(Dataset records)
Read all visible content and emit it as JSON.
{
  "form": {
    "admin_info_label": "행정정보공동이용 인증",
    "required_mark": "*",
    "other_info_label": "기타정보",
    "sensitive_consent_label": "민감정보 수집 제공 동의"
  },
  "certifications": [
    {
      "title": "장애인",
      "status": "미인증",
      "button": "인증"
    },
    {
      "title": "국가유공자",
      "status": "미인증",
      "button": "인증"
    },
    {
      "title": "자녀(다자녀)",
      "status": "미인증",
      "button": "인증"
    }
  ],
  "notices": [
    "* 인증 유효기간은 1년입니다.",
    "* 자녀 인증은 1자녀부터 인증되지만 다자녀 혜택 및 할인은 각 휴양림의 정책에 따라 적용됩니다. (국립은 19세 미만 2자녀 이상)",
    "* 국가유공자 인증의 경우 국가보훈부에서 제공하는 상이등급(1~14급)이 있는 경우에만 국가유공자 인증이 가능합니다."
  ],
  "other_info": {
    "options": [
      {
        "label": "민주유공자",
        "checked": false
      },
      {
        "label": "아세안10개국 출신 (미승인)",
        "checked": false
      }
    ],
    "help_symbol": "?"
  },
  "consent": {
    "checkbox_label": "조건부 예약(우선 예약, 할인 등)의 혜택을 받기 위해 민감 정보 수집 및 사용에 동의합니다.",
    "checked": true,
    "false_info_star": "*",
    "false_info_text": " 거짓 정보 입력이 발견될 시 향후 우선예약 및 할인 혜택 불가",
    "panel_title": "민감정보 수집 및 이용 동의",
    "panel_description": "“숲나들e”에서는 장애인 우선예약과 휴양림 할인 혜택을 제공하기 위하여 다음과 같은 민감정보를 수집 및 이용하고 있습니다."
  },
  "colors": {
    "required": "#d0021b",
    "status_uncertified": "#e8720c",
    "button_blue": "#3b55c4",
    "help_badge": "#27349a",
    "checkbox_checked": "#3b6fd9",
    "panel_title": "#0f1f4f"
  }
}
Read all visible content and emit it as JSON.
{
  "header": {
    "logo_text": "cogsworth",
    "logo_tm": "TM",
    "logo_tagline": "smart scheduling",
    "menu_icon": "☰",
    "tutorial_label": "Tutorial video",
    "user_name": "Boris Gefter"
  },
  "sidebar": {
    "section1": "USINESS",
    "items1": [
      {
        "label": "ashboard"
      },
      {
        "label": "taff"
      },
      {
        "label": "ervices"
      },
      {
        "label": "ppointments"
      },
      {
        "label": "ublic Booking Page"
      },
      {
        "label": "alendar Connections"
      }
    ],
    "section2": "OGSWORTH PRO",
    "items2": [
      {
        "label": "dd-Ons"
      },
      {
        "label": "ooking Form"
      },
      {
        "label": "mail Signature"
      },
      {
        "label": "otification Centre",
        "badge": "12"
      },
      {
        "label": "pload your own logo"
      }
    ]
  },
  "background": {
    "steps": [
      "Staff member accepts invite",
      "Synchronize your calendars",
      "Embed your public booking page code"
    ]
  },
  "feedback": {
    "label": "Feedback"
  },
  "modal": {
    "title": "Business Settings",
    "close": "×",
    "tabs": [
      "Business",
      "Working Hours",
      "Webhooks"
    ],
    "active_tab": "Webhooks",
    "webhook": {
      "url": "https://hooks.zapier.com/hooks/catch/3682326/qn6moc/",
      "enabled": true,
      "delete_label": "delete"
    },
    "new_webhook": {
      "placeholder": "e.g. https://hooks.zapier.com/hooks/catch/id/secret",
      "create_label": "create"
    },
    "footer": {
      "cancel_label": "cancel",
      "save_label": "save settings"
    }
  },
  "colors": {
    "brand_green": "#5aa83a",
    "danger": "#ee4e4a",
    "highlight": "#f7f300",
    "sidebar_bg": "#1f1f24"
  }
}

• _WRITTEN EXERCISE_:
Return each entry from the material above exactly as it appears.

• _RESPONSE FOR THIS EXERCISE_:
Read all visible content and emit it as JSON.
{
  "form": {
    "admin_info_label": "행정정보공동이용 인증",
    "required_mark": "*",
    "other_info_label": "기타정보",
    "sensitive_consent_label": "민감정보 수집 제공 동의"
  },
  "certifications": [
    {
      "title": "장애인",
      "status": "미인증",
      "button": "인증"
    },
    {
      "title": "국가유공자",
      "status": "미인증",
      "button": "인증"
    },
    {
      "title": "자녀(다자녀)",
      "status": "미인증",
      "button": "인증"
    }
  ],
  "notices": [
    "* 인증 유효기간은 1년입니다.",
    "* 자녀 인증은 1자녀부터 인증되지만 다자녀 혜택 및 할인은 각 휴양림의 정책에 따라 적용됩니다. (국립은 19세 미만 2자녀 이상)",
    "* 국가유공자 인증의 경우 국가보훈부에서 제공하는 상이등급(1~14급)이 있는 경우에만 국가유공자 인증이 가능합니다."
  ],
  "other_info": {
    "options": [
      {
        "label": "민주유공자",
        "checked": false
      },
      {
        "label": "아세안10개국 출신 (미승인)",
        "checked": false
      }
    ],
    "help_symbol": "?"
  },
  "consent": {
    "checkbox_label": "조건부 예약(우선 예약, 할인 등)의 혜택을 받기 위해 민감 정보 수집 및 사용에 동의합니다.",
    "checked": true,
    "false_info_star": "*",
    "false_info_text": " 거짓 정보 입력이 발견될 시 향후 우선예약 및 할인 혜택 불가",
    "panel_title": "민감정보 수집 및 이용 동의",
    "panel_description": "“숲나들e”에서는 장애인 우선예약과 휴양림 할인 혜택을 제공하기 위하여 다음과 같은 민감정보를 수집 및 이용하고 있습니다."
  },
  "colors": {
    "required": "#d0021b",
    "status_uncertified": "#e8720c",
    "button_blue": "#3b55c4",
    "help_badge": "#27349a",
    "checkbox_checked": "#3b6fd9",
    "panel_title": "#0f1f4f"
  }
}
Read all visible content and emit it as JSON.
{
  "header": {
    "logo_text": "cogsworth",
    "logo_tm": "TM",
    "logo_tagline": "smart scheduling",
    "menu_icon": "☰",
    "tutorial_label": "Tutorial video",
    "user_name": "Boris Gefter"
  },
  "sidebar": {
    "section1": "USINESS",
    "items1": [
      {
        "label": "ashboard"
      },
      {
        "label": "taff"
      },
      {
        "label": "ervices"
      },
      {
        "label": "ppointments"
      },
      {
        "label": "ublic Booking Page"
      },
      {
        "label": "alendar Connections"
      }
    ],
    "section2": "OGSWORTH PRO",
    "items2": [
      {
        "label": "dd-Ons"
      },
      {
        "label": "ooking Form"
      },
      {
        "label": "mail Signature"
      },
      {
        "label": "otification Centre",
        "badge": "12"
      },
      {
        "label": "pload your own logo"
      }
    ]
  },
  "background": {
    "steps": [
      "Staff member accepts invite",
      "Synchronize your calendars",
      "Embed your public booking page code"
    ]
  },
  "feedback": {
    "label": "Feedback"
  },
  "modal": {
    "title": "Business Settings",
    "close": "×",
    "tabs": [
      "Business",
      "Working Hours",
      "Webhooks"
    ],
    "active_tab": "Webhooks",
    "webhook": {
      "url": "https://hooks.zapier.com/hooks/catch/3682326/qn6moc/",
      "enabled": true,
      "delete_label": "delete"
    },
    "new_webhook": {
      "placeholder": "e.g. https://hooks.zapier.com/hooks/catch/id/secret",
      "create_label": "create"
    },
    "footer": {
      "cancel_label": "cancel",
      "save_label": "save settings"
    }
  },
  "colors": {
    "brand_green": "#5aa83a",
    "danger": "#ee4e4a",
    "highlight": "#f7f300",
    "sidebar_bg": "#1f1f24"
  }
}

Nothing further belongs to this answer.